▶ EXERCISE DETAILS:
Would you write out the entries below, every one of them, exactly?

(Stored data entries)
########################################

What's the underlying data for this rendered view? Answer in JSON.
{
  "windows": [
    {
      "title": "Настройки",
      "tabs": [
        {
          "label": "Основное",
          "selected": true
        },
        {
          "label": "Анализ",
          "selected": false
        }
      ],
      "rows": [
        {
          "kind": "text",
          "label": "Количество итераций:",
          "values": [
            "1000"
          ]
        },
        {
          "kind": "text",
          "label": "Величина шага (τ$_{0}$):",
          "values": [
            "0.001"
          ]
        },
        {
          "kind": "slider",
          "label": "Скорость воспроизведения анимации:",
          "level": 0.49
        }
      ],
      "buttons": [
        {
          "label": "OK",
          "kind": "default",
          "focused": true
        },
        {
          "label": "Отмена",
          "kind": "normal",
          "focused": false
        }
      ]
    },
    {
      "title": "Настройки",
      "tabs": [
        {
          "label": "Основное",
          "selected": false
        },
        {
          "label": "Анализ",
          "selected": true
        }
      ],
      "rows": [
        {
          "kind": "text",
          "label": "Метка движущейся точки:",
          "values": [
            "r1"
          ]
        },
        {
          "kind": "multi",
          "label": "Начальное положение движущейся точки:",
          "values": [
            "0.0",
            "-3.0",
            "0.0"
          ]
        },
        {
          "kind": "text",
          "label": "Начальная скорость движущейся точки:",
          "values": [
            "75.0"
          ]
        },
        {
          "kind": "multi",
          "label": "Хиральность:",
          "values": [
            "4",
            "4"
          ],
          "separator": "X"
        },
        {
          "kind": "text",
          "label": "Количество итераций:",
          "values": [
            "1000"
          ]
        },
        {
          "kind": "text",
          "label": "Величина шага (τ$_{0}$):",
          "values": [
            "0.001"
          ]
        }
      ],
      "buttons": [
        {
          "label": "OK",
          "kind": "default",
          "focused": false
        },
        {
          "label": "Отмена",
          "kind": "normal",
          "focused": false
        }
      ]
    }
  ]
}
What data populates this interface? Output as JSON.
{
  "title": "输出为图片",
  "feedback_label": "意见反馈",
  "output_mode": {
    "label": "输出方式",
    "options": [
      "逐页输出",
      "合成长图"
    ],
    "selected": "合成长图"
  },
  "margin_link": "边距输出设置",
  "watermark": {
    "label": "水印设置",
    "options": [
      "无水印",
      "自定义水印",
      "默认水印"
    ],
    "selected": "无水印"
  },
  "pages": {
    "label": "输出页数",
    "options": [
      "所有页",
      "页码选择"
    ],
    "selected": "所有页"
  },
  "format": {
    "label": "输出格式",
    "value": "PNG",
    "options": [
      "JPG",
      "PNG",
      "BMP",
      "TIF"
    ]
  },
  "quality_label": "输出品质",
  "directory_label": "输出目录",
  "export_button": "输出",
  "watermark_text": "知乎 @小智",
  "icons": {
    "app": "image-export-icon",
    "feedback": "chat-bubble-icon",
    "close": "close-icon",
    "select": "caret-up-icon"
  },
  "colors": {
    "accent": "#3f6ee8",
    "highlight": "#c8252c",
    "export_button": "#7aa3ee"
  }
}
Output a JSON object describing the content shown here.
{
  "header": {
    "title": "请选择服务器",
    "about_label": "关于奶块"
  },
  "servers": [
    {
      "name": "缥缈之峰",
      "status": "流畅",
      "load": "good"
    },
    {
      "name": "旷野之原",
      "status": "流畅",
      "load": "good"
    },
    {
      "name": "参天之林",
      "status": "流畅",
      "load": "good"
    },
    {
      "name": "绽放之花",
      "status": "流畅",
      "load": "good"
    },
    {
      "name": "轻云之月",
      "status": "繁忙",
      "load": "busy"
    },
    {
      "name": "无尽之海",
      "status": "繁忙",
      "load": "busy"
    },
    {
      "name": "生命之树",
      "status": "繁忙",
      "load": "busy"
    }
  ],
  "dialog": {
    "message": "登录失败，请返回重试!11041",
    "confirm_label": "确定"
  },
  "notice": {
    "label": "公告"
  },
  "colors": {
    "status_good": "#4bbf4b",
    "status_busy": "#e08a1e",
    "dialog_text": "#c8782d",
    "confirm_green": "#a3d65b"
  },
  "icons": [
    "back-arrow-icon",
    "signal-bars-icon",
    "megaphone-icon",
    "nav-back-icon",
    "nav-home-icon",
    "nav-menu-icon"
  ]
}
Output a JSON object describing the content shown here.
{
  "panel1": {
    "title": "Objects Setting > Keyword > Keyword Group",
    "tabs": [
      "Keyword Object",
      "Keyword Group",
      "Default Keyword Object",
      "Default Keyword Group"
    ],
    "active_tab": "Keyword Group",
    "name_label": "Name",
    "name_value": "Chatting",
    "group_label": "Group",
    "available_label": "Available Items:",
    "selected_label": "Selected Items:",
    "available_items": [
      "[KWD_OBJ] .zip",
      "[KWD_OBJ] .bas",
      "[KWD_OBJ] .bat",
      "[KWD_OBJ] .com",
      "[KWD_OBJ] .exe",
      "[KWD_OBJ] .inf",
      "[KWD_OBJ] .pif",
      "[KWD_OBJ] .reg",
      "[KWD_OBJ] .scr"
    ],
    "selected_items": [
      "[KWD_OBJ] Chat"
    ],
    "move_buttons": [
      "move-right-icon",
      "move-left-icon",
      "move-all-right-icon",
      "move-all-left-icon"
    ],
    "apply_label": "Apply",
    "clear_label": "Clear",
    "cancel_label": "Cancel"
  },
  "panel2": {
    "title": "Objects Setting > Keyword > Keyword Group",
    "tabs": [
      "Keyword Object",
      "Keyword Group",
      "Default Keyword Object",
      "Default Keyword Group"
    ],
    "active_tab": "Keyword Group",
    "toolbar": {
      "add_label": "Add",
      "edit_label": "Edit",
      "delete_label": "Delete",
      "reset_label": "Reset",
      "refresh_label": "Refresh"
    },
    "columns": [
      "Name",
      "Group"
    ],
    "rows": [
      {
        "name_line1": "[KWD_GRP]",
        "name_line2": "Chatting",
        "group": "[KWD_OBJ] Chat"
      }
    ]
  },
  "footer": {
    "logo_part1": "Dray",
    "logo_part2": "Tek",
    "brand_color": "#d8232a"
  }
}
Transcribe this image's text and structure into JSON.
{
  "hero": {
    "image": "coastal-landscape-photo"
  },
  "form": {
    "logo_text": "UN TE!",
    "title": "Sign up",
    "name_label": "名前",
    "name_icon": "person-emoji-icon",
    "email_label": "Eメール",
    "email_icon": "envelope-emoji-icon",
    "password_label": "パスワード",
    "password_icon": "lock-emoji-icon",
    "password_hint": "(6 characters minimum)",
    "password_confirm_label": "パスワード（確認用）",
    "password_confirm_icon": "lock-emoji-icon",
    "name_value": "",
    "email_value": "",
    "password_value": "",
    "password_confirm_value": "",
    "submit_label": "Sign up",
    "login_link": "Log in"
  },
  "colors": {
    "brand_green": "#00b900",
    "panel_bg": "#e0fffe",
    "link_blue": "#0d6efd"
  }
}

########################################

▶ FINAL RESULT:
What's the underlying data for this rendered view? Answer in JSON.
{
  "windows": [
    {
      "title": "Настройки",
      "tabs": [
        {
          "label": "Основное",
          "selected": true
        },
        {
          "label": "Анализ",
          "selected": false
        }
      ],
      "rows": [
        {
          "kind": "text",
          "label": "Количество итераций:",
          "values": [
            "1000"
          ]
        },
        {
          "kind": "text",
          "label": "Величина шага (τ$_{0}$):",
          "values": [
            "0.001"
          ]
        },
        {
          "kind": "slider",
          "label": "Скорость воспроизведения анимации:",
          "level": 0.49
        }
      ],
      "buttons": [
        {
          "label": "OK",
          "kind": "default",
          "focused": true
        },
        {
          "label": "Отмена",
          "kind": "normal",
          "focused": false
        }
      ]
    },
    {
      "title": "Настройки",
      "tabs": [
        {
          "label": "Основное",
          "selected": false
        },
        {
          "label": "Анализ",
          "selected": true
        }
      ],
      "rows": [
        {
          "kind": "text",
          "label": "Метка движущейся точки:",
          "values": [
            "r1"
          ]
        },
        {
          "kind": "multi",
          "label": "Начальное положение движущейся точки:",
          "values": [
            "0.0",
            "-3.0",
            "0.0"
          ]
        },
        {
          "kind": "text",
          "label": "Начальная скорость движущейся точки:",
          "values": [
            "75.0"
          ]
        },
        {
          "kind": "multi",
          "label": "Хиральность:",
          "values": [
            "4",
            "4"
          ],
          "separator": "X"
        },
        {
          "kind": "text",
          "label": "Количество итераций:",
          "values": [
            "1000"
          ]
        },
        {
          "kind": "text",
          "label": "Величина шага (τ$_{0}$):",
          "values": [
            "0.001"
          ]
        }
      ],
      "buttons": [
        {
          "label": "OK",
          "kind": "default",
          "focused": false
        },
        {
          "label": "Отмена",
          "kind": "normal",
          "focused": false
        }
      ]
    }
  ]
}
What data populates this interface? Output as JSON.
{
  "title": "输出为图片",
  "feedback_label": "意见反馈",
  "output_mode": {
    "label": "输出方式",
    "options": [
      "逐页输出",
      "合成长图"
    ],
    "selected": "合成长图"
  },
  "margin_link": "边距输出设置",
  "watermark": {
    "label": "水印设置",
    "options": [
      "无水印",
      "自定义水印",
      "默认水印"
    ],
    "selected": "无水印"
  },
  "pages": {
    "label": "输出页数",
    "options": [
      "所有页",
      "页码选择"
    ],
    "selected": "所有页"
  },
  "format": {
    "label": "输出格式",
    "value": "PNG",
    "options": [
      "JPG",
      "PNG",
      "BMP",
      "TIF"
    ]
  },
  "quality_label": "输出品质",
  "directory_label": "输出目录",
  "export_button": "输出",
  "watermark_text": "知乎 @小智",
  "icons": {
    "app": "image-export-icon",
    "feedback": "chat-bubble-icon",
    "close": "close-icon",
    "select": "caret-up-icon"
  },
  "colors": {
    "accent": "#3f6ee8",
    "highlight": "#c8252c",
    "export_button": "#7aa3ee"
  }
}
Output a JSON object describing the content shown here.
{
  "header": {
    "title": "请选择服务器",
    "about_label": "关于奶块"
  },
  "servers": [
    {
      "name": "缥缈之峰",
      "status": "流畅",
      "load": "good"
    },
    {
      "name": "旷野之原",
      "status": "流畅",
      "load": "good"
    },
    {
      "name": "参天之林",
      "status": "流畅",
      "load": "good"
    },
    {
      "name": "绽放之花",
      "status": "流畅",
      "load": "good"
    },
    {
      "name": "轻云之月",
      "status": "繁忙",
      "load": "busy"
    },
    {
      "name": "无尽之海",
      "status": "繁忙",
      "load": "busy"
    },
    {
      "name": "生命之树",
      "status": "繁忙",
      "load": "busy"
    }
  ],
  "dialog": {
    "message": "登录失败，请返回重试!11041",
    "confirm_label": "确定"
  },
  "notice": {
    "label": "公告"
  },
  "colors": {
    "status_good": "#4bbf4b",
    "status_busy": "#e08a1e",
    "dialog_text": "#c8782d",
    "confirm_green": "#a3d65b"
  },
  "icons": [
    "back-arrow-icon",
    "signal-bars-icon",
    "megaphone-icon",
    "nav-back-icon",
    "nav-home-icon",
    "nav-menu-icon"
  ]
}
Output a JSON object describing the content shown here.
{
  "panel1": {
    "title": "Objects Setting > Keyword > Keyword Group",
    "tabs": [
      "Keyword Object",
      "Keyword Group",
      "Default Keyword Object",
      "Default Keyword Group"
    ],
    "active_tab": "Keyword Group",
    "name_label": "Name",
    "name_value": "Chatting",
    "group_label": "Group",
    "available_label": "Available Items:",
    "selected_label": "Selected Items:",
    "available_items": [
      "[KWD_OBJ] .zip",
      "[KWD_OBJ] .bas",
      "[KWD_OBJ] .bat",
      "[KWD_OBJ] .com",
      "[KWD_OBJ] .exe",
      "[KWD_OBJ] .inf",
      "[KWD_OBJ] .pif",
      "[KWD_OBJ] .reg",
      "[KWD_OBJ] .scr"
    ],
    "selected_items": [
      "[KWD_OBJ] Chat"
    ],
    "move_buttons": [
      "move-right-icon",
      "move-left-icon",
      "move-all-right-icon",
      "move-all-left-icon"
    ],
    "apply_label": "Apply",
    "clear_label": "Clear",
    "cancel_label": "Cancel"
  },
  "panel2": {
    "title": "Objects Setting > Keyword > Keyword Group",
    "tabs": [
      "Keyword Object",
      "Keyword Group",
      "Default Keyword Object",
      "Default Keyword Group"
    ],
    "active_tab": "Keyword Group",
    "toolbar": {
      "add_label": "Add",
      "edit_label": "Edit",
      "delete_label": "Delete",
      "reset_label": "Reset",
      "refresh_label": "Refresh"
    },
    "columns": [
      "Name",
      "Group"
    ],
    "rows": [
      {
        "name_line1": "[KWD_GRP]",
        "name_line2": "Chatting",
        "group": "[KWD_OBJ] Chat"
      }
    ]
  },
  "footer": {
    "logo_part1": "Dray",
    "logo_part2": "Tek",
    "brand_color": "#d8232a"
  }
}
Transcribe this image's text and structure into JSON.
{
  "hero": {
    "image": "coastal-landscape-photo"
  },
  "form": {
    "logo_text": "UN TE!",
    "title": "Sign up",
    "name_label": "名前",
    "name_icon": "person-emoji-icon",
    "email_label": "Eメール",
    "email_icon": "envelope-emoji-icon",
    "password_label": "パスワード",
    "password_icon": "lock-emoji-icon",
    "password_hint": "(6 characters minimum)",
    "password_confirm_label": "パスワード（確認用）",
    "password_confirm_icon": "lock-emoji-icon",
    "name_value": "",
    "email_value": "",
    "password_value": "",
    "password_confirm_value": "",
    "submit_label": "Sign up",
    "login_link": "Log in"
  },
  "colors": {
    "brand_green": "#00b900",
    "panel_bg": "#e0fffe",
    "link_blue": "#0d6efd"
  }
}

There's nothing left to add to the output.